_Stored records_.
>> Begin

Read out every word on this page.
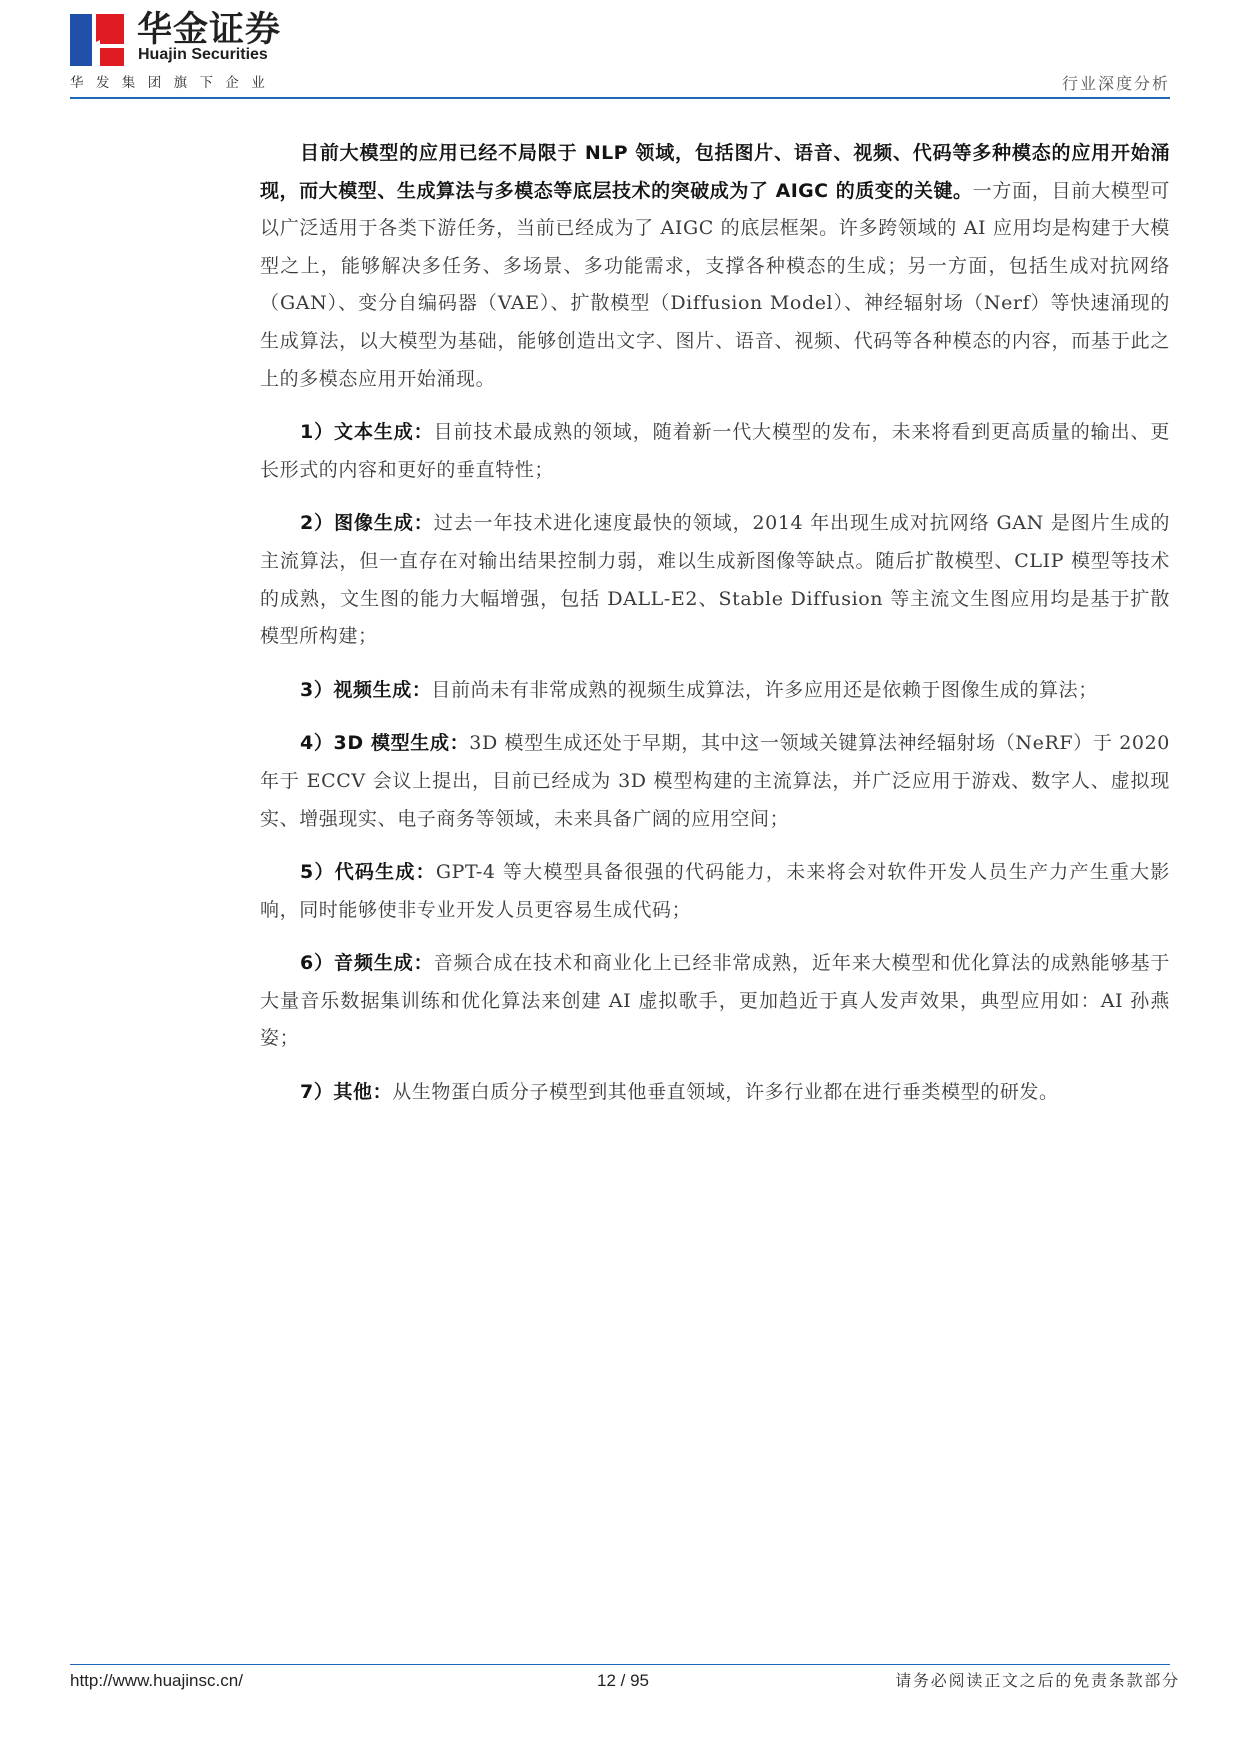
华金证券
Huajin Securities
华发集团旗下企业	行业深度分析

目前大模型的应用已经不局限于 NLP 领域，包括图片、语音、视频、代码等多种模态的应用开始涌现，而大模型、生成算法与多模态等底层技术的突破成为了 AIGC 的质变的关键。一方面，目前大模型可以广泛适用于各类下游任务，当前已经成为了 AIGC 的底层框架。许多跨领域的 AI 应用均是构建于大模型之上，能够解决多任务、多场景、多功能需求，支撑各种模态的生成；另一方面，包括生成对抗网络（GAN）、变分自编码器（VAE）、扩散模型（Diffusion Model）、神经辐射场（Nerf）等快速涌现的生成算法，以大模型为基础，能够创造出文字、图片、语音、视频、代码等各种模态的内容，而基于此之上的多模态应用开始涌现。

1）文本生成：目前技术最成熟的领域，随着新一代大模型的发布，未来将看到更高质量的输出、更长形式的内容和更好的垂直特性；

2）图像生成：过去一年技术进化速度最快的领域，2014 年出现生成对抗网络 GAN 是图片生成的主流算法，但一直存在对输出结果控制力弱，难以生成新图像等缺点。随后扩散模型、CLIP 模型等技术的成熟，文生图的能力大幅增强，包括 DALL-E2、Stable Diffusion 等主流文生图应用均是基于扩散模型所构建；

3）视频生成：目前尚未有非常成熟的视频生成算法，许多应用还是依赖于图像生成的算法；

4）3D 模型生成：3D 模型生成还处于早期，其中这一领域关键算法神经辐射场（NeRF）于 2020 年于 ECCV 会议上提出，目前已经成为 3D 模型构建的主流算法，并广泛应用于游戏、数字人、虚拟现实、增强现实、电子商务等领域，未来具备广阔的应用空间；

5）代码生成：GPT-4 等大模型具备很强的代码能力，未来将会对软件开发人员生产力产生重大影响，同时能够使非专业开发人员更容易生成代码；

6）音频生成：音频合成在技术和商业化上已经非常成熟，近年来大模型和优化算法的成熟能够基于大量音乐数据集训练和优化算法来创建 AI 虚拟歌手，更加趋近于真人发声效果，典型应用如：AI 孙燕姿；

7）其他：从生物蛋白质分子模型到其他垂直领域，许多行业都在进行垂类模型的研发。

http://www.huajinsc.cn/	12 / 95	请务必阅读正文之后的免责条款部分
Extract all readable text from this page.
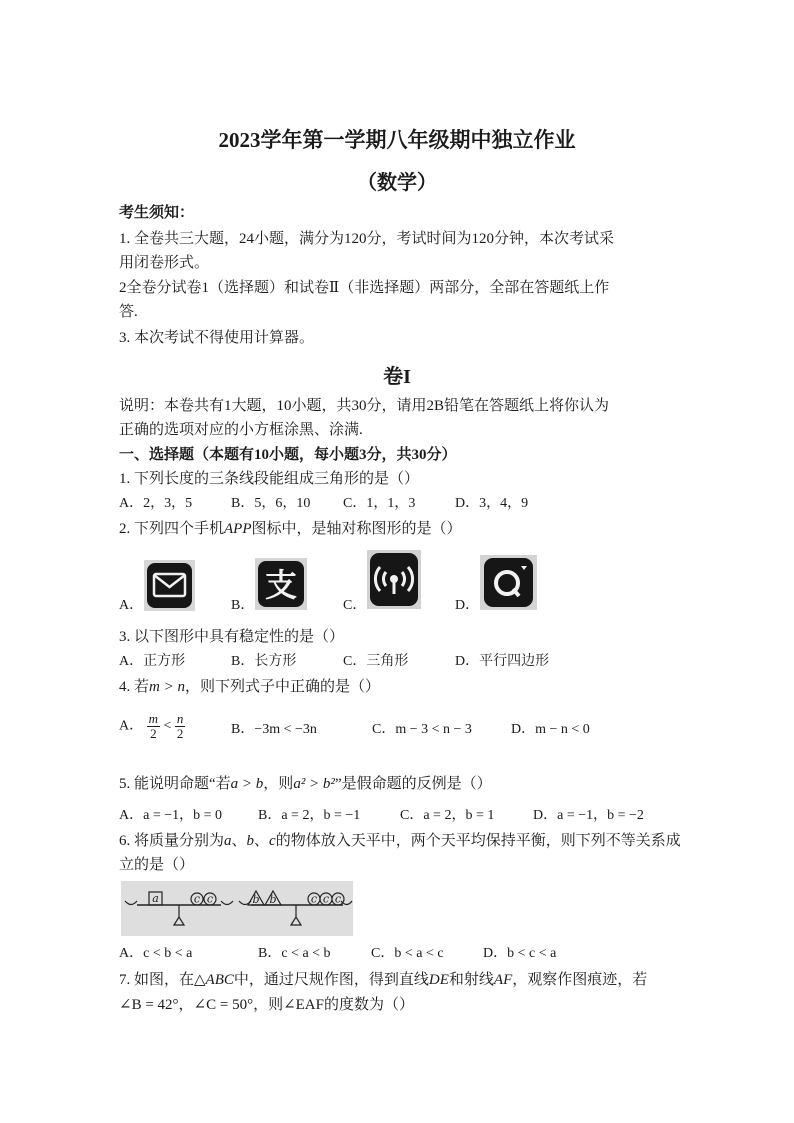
2023学年第一学期八年级期中独立作业
（数学）
考生须知：
1. 全卷共三大题，24小题，满分为120分，考试时间为120分钟，本次考试采
用闭卷形式。
2全卷分试卷1（选择题）和试卷Ⅱ（非选择题）两部分，全部在答题纸上作
答.
3. 本次考试不得使用计算器。
卷I
说明：本卷共有1大题，10小题，共30分，请用2B铅笔在答题纸上将你认为
正确的选项对应的小方框涂黑、涂满.
一、选择题（本题有10小题，每小题3分，共30分）
1. 下列长度的三条线段能组成三角形的是（）
A．2，3，5	B．5，6，10 C．1，1，3	D．3，4，9
2. 下列四个手机APP图标中，是轴对称图形的是（）
A．	B．
支
C．	D．
3. 以下图形中具有稳定性的是（）
A．正方形	B．长方形	C．三角形	D．平行四边形
4. 若m > n，则下列式子中正确的是（）
A． $\frac{m}{2} < \frac{n}{2}$	B．−3m < −3n	C．m − 3 < n − 3	D．m − n < 0
5. 能说明命题“若a > b，则a² > b²”是假命题的反例是（）
A．a = −1，b = 0	B．a = 2，b = −1	C．a = 2，b = 1	D．a = −1，b = −2
6. 将质量分别为a、b、c的物体放入天平中，两个天平均保持平衡，则下列不等关系成
立的是（）
a	c c	b b	c c c
A．c < b < a	B．c < a < b	C．b < a < c	D．b < c < a
7. 如图，在△ABC中，通过尺规作图，得到直线DE和射线AF，观察作图痕迹，若
∠B = 42°，∠C = 50°，则∠EAF的度数为（）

>> End

_Do this_.
Every line above should be returned word for word, with the pictures left behind.

_Written answer_.
Read out every word on this page.
华金证券
Huajin Securities
华发集团旗下企业	行业深度分析

目前大模型的应用已经不局限于 NLP 领域，包括图片、语音、视频、代码等多种模态的应用开始涌现，而大模型、生成算法与多模态等底层技术的突破成为了 AIGC 的质变的关键。一方面，目前大模型可以广泛适用于各类下游任务，当前已经成为了 AIGC 的底层框架。许多跨领域的 AI 应用均是构建于大模型之上，能够解决多任务、多场景、多功能需求，支撑各种模态的生成；另一方面，包括生成对抗网络（GAN）、变分自编码器（VAE）、扩散模型（Diffusion Model）、神经辐射场（Nerf）等快速涌现的生成算法，以大模型为基础，能够创造出文字、图片、语音、视频、代码等各种模态的内容，而基于此之上的多模态应用开始涌现。

1）文本生成：目前技术最成熟的领域，随着新一代大模型的发布，未来将看到更高质量的输出、更长形式的内容和更好的垂直特性；

2）图像生成：过去一年技术进化速度最快的领域，2014 年出现生成对抗网络 GAN 是图片生成的主流算法，但一直存在对输出结果控制力弱，难以生成新图像等缺点。随后扩散模型、CLIP 模型等技术的成熟，文生图的能力大幅增强，包括 DALL-E2、Stable Diffusion 等主流文生图应用均是基于扩散模型所构建；

3）视频生成：目前尚未有非常成熟的视频生成算法，许多应用还是依赖于图像生成的算法；

4）3D 模型生成：3D 模型生成还处于早期，其中这一领域关键算法神经辐射场（NeRF）于 2020 年于 ECCV 会议上提出，目前已经成为 3D 模型构建的主流算法，并广泛应用于游戏、数字人、虚拟现实、增强现实、电子商务等领域，未来具备广阔的应用空间；

5）代码生成：GPT-4 等大模型具备很强的代码能力，未来将会对软件开发人员生产力产生重大影响，同时能够使非专业开发人员更容易生成代码；

6）音频生成：音频合成在技术和商业化上已经非常成熟，近年来大模型和优化算法的成熟能够基于大量音乐数据集训练和优化算法来创建 AI 虚拟歌手，更加趋近于真人发声效果，典型应用如：AI 孙燕姿；

7）其他：从生物蛋白质分子模型到其他垂直领域，许多行业都在进行垂类模型的研发。

http://www.huajinsc.cn/	12 / 95	请务必阅读正文之后的免责条款部分
Extract all readable text from this page.
2023学年第一学期八年级期中独立作业
（数学）
考生须知：
1. 全卷共三大题，24小题，满分为120分，考试时间为120分钟，本次考试采
用闭卷形式。
2全卷分试卷1（选择题）和试卷Ⅱ（非选择题）两部分，全部在答题纸上作
答.
3. 本次考试不得使用计算器。
卷I
说明：本卷共有1大题，10小题，共30分，请用2B铅笔在答题纸上将你认为
正确的选项对应的小方框涂黑、涂满.
一、选择题（本题有10小题，每小题3分，共30分）
1. 下列长度的三条线段能组成三角形的是（）
A．2，3，5	B．5，6，10 C．1，1，3	D．3，4，9
2. 下列四个手机APP图标中，是轴对称图形的是（）
A．	B．
支
C．	D．
3. 以下图形中具有稳定性的是（）
A．正方形	B．长方形	C．三角形	D．平行四边形
4. 若m > n，则下列式子中正确的是（）
A． $\frac{m}{2} < \frac{n}{2}$	B．−3m < −3n	C．m − 3 < n − 3	D．m − n < 0
5. 能说明命题“若a > b，则a² > b²”是假命题的反例是（）
A．a = −1，b = 0	B．a = 2，b = −1	C．a = 2，b = 1	D．a = −1，b = −2
6. 将质量分别为a、b、c的物体放入天平中，两个天平均保持平衡，则下列不等关系成
立的是（）
a	c c	b b	c c c
A．c < b < a	B．c < a < b	C．b < a < c	D．b < c < a
7. 如图，在△ABC中，通过尺规作图，得到直线DE和射线AF，观察作图痕迹，若
∠B = 42°，∠C = 50°，则∠EAF的度数为（）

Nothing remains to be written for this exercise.